(Collected data entries)

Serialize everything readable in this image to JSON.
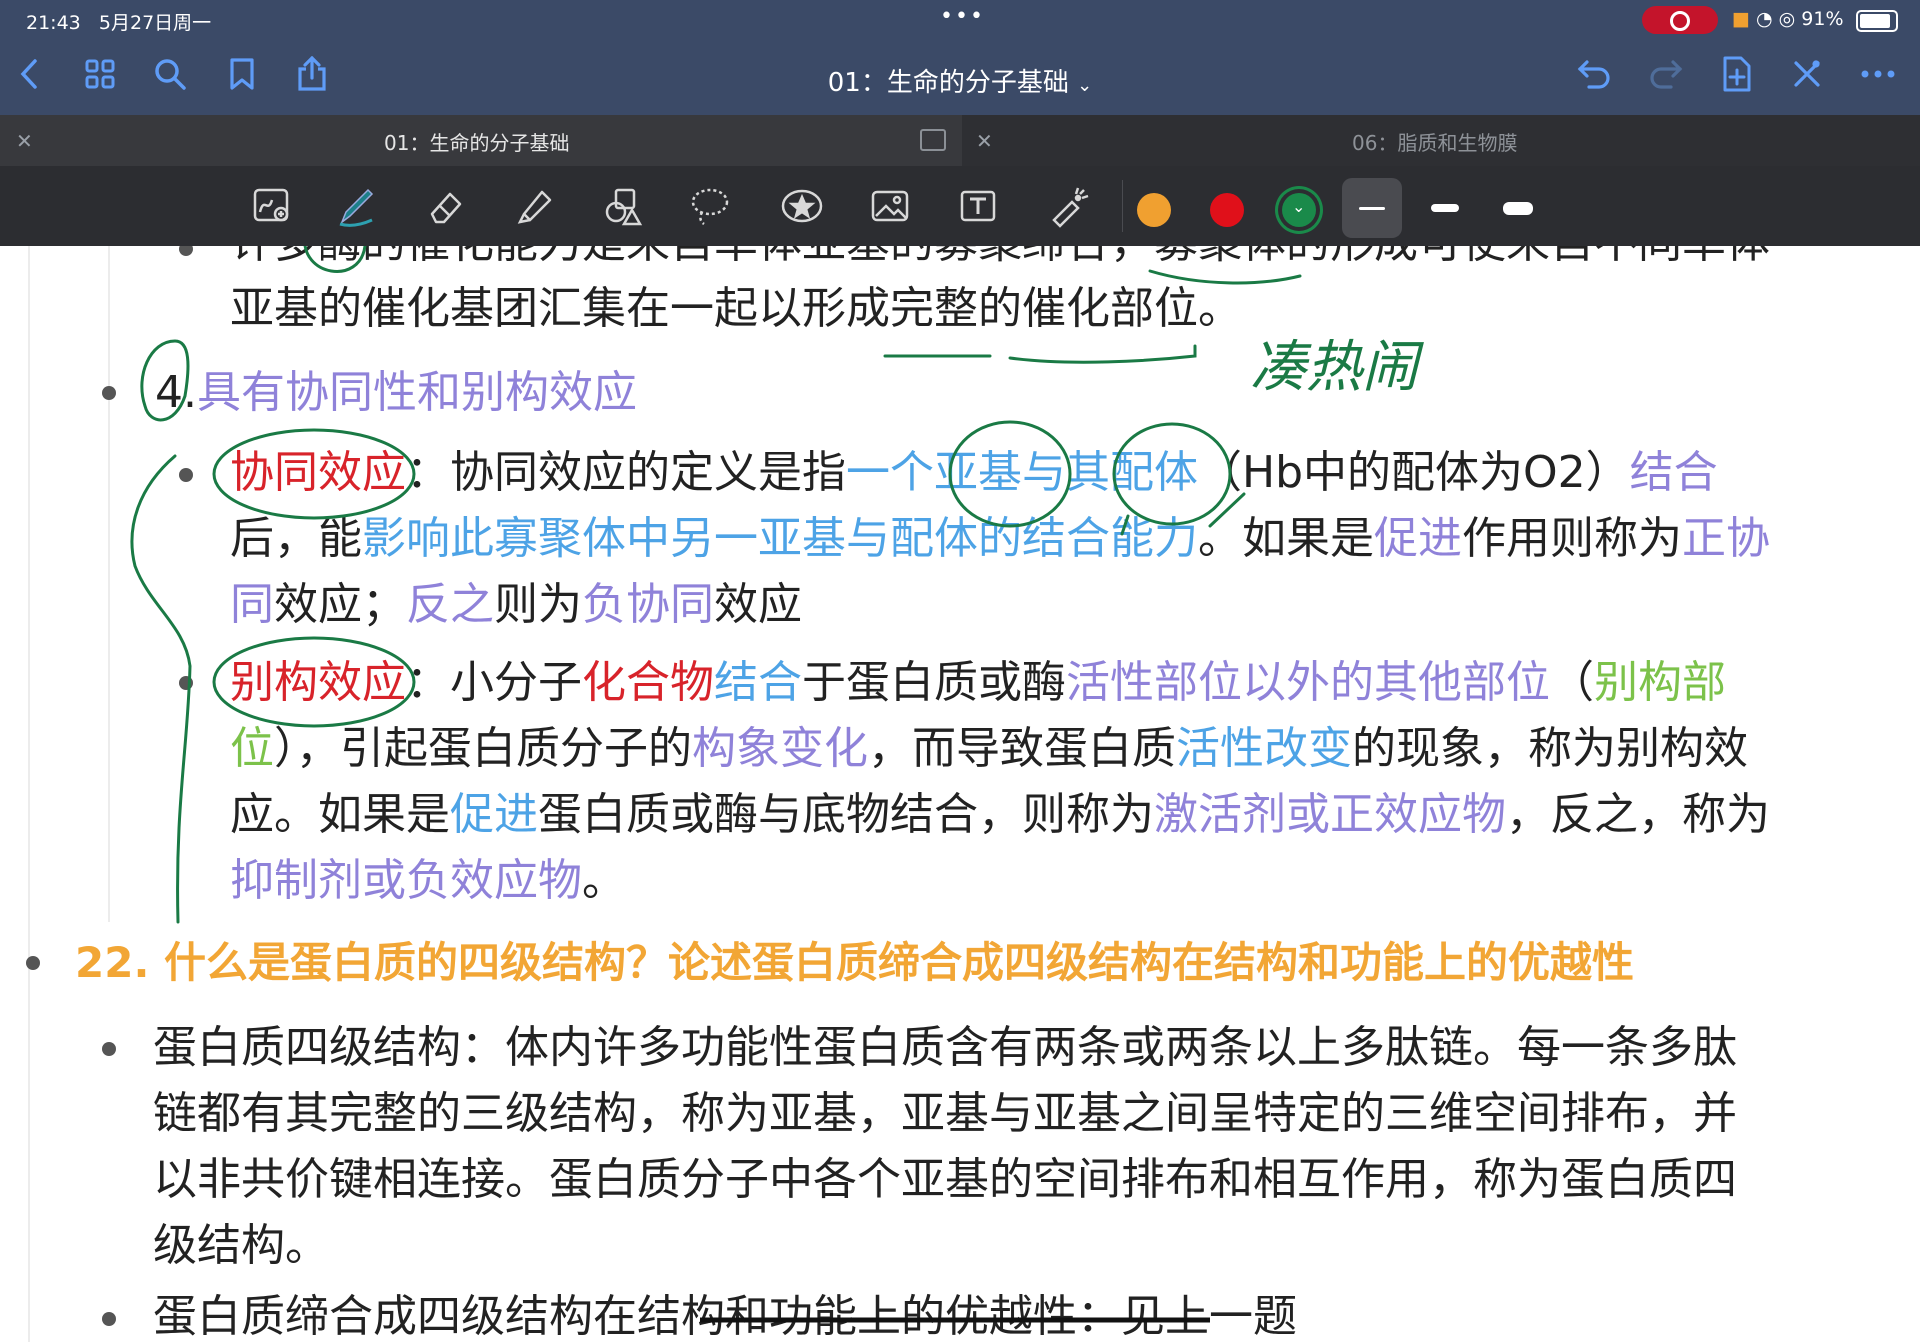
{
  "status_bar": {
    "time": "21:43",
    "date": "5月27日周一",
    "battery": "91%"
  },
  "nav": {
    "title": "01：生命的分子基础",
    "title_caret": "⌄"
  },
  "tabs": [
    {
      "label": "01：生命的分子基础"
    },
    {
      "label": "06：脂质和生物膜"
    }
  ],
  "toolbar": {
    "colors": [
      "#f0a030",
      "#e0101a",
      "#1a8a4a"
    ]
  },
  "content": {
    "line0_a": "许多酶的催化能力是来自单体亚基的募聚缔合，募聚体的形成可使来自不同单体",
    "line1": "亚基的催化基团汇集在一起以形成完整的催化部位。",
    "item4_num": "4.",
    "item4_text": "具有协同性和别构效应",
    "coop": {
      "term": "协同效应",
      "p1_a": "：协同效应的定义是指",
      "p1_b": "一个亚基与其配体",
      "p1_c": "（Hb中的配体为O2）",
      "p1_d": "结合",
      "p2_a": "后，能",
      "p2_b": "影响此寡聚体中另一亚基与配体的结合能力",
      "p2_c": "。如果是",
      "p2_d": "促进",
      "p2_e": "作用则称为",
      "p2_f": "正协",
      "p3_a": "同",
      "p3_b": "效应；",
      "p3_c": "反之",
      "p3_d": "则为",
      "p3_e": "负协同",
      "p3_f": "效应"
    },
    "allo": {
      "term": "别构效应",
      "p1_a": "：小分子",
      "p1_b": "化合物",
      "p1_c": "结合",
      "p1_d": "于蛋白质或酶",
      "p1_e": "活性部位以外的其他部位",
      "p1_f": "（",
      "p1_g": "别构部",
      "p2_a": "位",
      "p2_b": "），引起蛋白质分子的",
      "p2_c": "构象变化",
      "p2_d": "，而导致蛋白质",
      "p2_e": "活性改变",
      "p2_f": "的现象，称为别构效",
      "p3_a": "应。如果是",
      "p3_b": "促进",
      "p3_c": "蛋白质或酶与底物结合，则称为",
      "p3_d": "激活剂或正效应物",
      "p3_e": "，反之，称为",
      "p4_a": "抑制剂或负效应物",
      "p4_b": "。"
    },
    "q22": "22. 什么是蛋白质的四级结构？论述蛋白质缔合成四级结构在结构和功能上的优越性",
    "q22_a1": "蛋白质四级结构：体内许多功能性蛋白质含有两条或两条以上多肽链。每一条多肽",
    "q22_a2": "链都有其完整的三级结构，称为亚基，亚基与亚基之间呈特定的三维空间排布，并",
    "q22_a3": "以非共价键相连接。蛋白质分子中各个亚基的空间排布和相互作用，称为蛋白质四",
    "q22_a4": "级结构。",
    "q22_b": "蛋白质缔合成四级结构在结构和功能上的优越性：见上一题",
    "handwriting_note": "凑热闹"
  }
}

What the task requires | Ignore the images and quote every line of the listing exactly.

Answer for the task |
Serialize everything readable in this image to JSON.
{
  "status_bar": {
    "time": "21:43",
    "date": "5月27日周一",
    "battery": "91%"
  },
  "nav": {
    "title": "01：生命的分子基础",
    "title_caret": "⌄"
  },
  "tabs": [
    {
      "label": "01：生命的分子基础"
    },
    {
      "label": "06：脂质和生物膜"
    }
  ],
  "toolbar": {
    "colors": [
      "#f0a030",
      "#e0101a",
      "#1a8a4a"
    ]
  },
  "content": {
    "line0_a": "许多酶的催化能力是来自单体亚基的募聚缔合，募聚体的形成可使来自不同单体",
    "line1": "亚基的催化基团汇集在一起以形成完整的催化部位。",
    "item4_num": "4.",
    "item4_text": "具有协同性和别构效应",
    "coop": {
      "term": "协同效应",
      "p1_a": "：协同效应的定义是指",
      "p1_b": "一个亚基与其配体",
      "p1_c": "（Hb中的配体为O2）",
      "p1_d": "结合",
      "p2_a": "后，能",
      "p2_b": "影响此寡聚体中另一亚基与配体的结合能力",
      "p2_c": "。如果是",
      "p2_d": "促进",
      "p2_e": "作用则称为",
      "p2_f": "正协",
      "p3_a": "同",
      "p3_b": "效应；",
      "p3_c": "反之",
      "p3_d": "则为",
      "p3_e": "负协同",
      "p3_f": "效应"
    },
    "allo": {
      "term": "别构效应",
      "p1_a": "：小分子",
      "p1_b": "化合物",
      "p1_c": "结合",
      "p1_d": "于蛋白质或酶",
      "p1_e": "活性部位以外的其他部位",
      "p1_f": "（",
      "p1_g": "别构部",
      "p2_a": "位",
      "p2_b": "），引起蛋白质分子的",
      "p2_c": "构象变化",
      "p2_d": "，而导致蛋白质",
      "p2_e": "活性改变",
      "p2_f": "的现象，称为别构效",
      "p3_a": "应。如果是",
      "p3_b": "促进",
      "p3_c": "蛋白质或酶与底物结合，则称为",
      "p3_d": "激活剂或正效应物",
      "p3_e": "，反之，称为",
      "p4_a": "抑制剂或负效应物",
      "p4_b": "。"
    },
    "q22": "22. 什么是蛋白质的四级结构？论述蛋白质缔合成四级结构在结构和功能上的优越性",
    "q22_a1": "蛋白质四级结构：体内许多功能性蛋白质含有两条或两条以上多肽链。每一条多肽",
    "q22_a2": "链都有其完整的三级结构，称为亚基，亚基与亚基之间呈特定的三维空间排布，并",
    "q22_a3": "以非共价键相连接。蛋白质分子中各个亚基的空间排布和相互作用，称为蛋白质四",
    "q22_a4": "级结构。",
    "q22_b": "蛋白质缔合成四级结构在结构和功能上的优越性：见上一题",
    "handwriting_note": "凑热闹"
  }
}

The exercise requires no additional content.